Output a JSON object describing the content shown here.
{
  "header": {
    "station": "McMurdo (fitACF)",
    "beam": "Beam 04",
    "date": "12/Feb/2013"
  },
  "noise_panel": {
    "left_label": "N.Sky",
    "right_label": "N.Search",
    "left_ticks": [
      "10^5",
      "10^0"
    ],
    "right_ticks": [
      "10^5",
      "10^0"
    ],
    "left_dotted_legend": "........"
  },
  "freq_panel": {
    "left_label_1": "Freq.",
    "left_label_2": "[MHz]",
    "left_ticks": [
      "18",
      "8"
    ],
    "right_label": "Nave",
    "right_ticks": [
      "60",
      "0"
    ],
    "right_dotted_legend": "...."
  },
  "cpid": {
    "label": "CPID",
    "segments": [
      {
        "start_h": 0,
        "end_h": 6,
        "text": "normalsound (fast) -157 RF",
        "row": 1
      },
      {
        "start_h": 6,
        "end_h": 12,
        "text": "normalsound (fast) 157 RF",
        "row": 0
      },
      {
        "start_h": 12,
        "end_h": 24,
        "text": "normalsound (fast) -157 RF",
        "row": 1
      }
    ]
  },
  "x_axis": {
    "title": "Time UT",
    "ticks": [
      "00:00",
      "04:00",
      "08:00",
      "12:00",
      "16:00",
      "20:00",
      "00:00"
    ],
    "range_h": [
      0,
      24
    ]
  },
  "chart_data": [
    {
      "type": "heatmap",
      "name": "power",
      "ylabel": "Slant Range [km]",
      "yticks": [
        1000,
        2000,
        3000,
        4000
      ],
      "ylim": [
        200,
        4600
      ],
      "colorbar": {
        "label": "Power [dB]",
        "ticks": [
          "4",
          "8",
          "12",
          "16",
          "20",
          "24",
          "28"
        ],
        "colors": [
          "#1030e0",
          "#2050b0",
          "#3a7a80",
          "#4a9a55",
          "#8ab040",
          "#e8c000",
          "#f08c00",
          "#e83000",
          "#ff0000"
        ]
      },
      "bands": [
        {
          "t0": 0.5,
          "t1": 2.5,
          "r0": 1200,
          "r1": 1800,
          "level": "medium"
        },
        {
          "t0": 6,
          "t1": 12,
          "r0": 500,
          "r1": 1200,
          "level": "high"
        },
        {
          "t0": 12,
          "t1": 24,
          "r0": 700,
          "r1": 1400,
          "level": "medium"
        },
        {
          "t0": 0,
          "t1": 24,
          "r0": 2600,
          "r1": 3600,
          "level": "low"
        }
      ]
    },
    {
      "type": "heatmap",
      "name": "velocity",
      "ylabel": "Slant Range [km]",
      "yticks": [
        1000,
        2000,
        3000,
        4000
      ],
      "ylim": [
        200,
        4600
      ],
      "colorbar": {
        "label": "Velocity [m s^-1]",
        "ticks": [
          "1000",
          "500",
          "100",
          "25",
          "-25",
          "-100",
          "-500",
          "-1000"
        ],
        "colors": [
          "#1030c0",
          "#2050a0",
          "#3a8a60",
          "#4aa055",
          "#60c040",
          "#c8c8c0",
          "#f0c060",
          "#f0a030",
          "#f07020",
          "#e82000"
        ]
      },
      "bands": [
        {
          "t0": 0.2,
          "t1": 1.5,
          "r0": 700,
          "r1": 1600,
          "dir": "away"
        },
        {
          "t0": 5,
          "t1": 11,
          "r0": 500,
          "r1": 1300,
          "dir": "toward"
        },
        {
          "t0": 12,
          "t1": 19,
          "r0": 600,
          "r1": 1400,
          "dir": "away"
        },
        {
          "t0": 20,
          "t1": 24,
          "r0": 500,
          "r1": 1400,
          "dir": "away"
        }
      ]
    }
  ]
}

# # # #

Transcribe each record exactly. Leave nothing out.

§ WRITTEN SOLUTION
Output a JSON object describing the content shown here.
{
  "header": {
    "station": "McMurdo (fitACF)",
    "beam": "Beam 04",
    "date": "12/Feb/2013"
  },
  "noise_panel": {
    "left_label": "N.Sky",
    "right_label": "N.Search",
    "left_ticks": [
      "10^5",
      "10^0"
    ],
    "right_ticks": [
      "10^5",
      "10^0"
    ],
    "left_dotted_legend": "........"
  },
  "freq_panel": {
    "left_label_1": "Freq.",
    "left_label_2": "[MHz]",
    "left_ticks": [
      "18",
      "8"
    ],
    "right_label": "Nave",
    "right_ticks": [
      "60",
      "0"
    ],
    "right_dotted_legend": "...."
  },
  "cpid": {
    "label": "CPID",
    "segments": [
      {
        "start_h": 0,
        "end_h": 6,
        "text": "normalsound (fast) -157 RF",
        "row": 1
      },
      {
        "start_h": 6,
        "end_h": 12,
        "text": "normalsound (fast) 157 RF",
        "row": 0
      },
      {
        "start_h": 12,
        "end_h": 24,
        "text": "normalsound (fast) -157 RF",
        "row": 1
      }
    ]
  },
  "x_axis": {
    "title": "Time UT",
    "ticks": [
      "00:00",
      "04:00",
      "08:00",
      "12:00",
      "16:00",
      "20:00",
      "00:00"
    ],
    "range_h": [
      0,
      24
    ]
  },
  "chart_data": [
    {
      "type": "heatmap",
      "name": "power",
      "ylabel": "Slant Range [km]",
      "yticks": [
        1000,
        2000,
        3000,
        4000
      ],
      "ylim": [
        200,
        4600
      ],
      "colorbar": {
        "label": "Power [dB]",
        "ticks": [
          "4",
          "8",
          "12",
          "16",
          "20",
          "24",
          "28"
        ],
        "colors": [
          "#1030e0",
          "#2050b0",
          "#3a7a80",
          "#4a9a55",
          "#8ab040",
          "#e8c000",
          "#f08c00",
          "#e83000",
          "#ff0000"
        ]
      },
      "bands": [
        {
          "t0": 0.5,
          "t1": 2.5,
          "r0": 1200,
          "r1": 1800,
          "level": "medium"
        },
        {
          "t0": 6,
          "t1": 12,
          "r0": 500,
          "r1": 1200,
          "level": "high"
        },
        {
          "t0": 12,
          "t1": 24,
          "r0": 700,
          "r1": 1400,
          "level": "medium"
        },
        {
          "t0": 0,
          "t1": 24,
          "r0": 2600,
          "r1": 3600,
          "level": "low"
        }
      ]
    },
    {
      "type": "heatmap",
      "name": "velocity",
      "ylabel": "Slant Range [km]",
      "yticks": [
        1000,
        2000,
        3000,
        4000
      ],
      "ylim": [
        200,
        4600
      ],
      "colorbar": {
        "label": "Velocity [m s^-1]",
        "ticks": [
          "1000",
          "500",
          "100",
          "25",
          "-25",
          "-100",
          "-500",
          "-1000"
        ],
        "colors": [
          "#1030c0",
          "#2050a0",
          "#3a8a60",
          "#4aa055",
          "#60c040",
          "#c8c8c0",
          "#f0c060",
          "#f0a030",
          "#f07020",
          "#e82000"
        ]
      },
      "bands": [
        {
          "t0": 0.2,
          "t1": 1.5,
          "r0": 700,
          "r1": 1600,
          "dir": "away"
        },
        {
          "t0": 5,
          "t1": 11,
          "r0": 500,
          "r1": 1300,
          "dir": "toward"
        },
        {
          "t0": 12,
          "t1": 19,
          "r0": 600,
          "r1": 1400,
          "dir": "away"
        },
        {
          "t0": 20,
          "t1": 24,
          "r0": 500,
          "r1": 1400,
          "dir": "away"
        }
      ]
    }
  ]
}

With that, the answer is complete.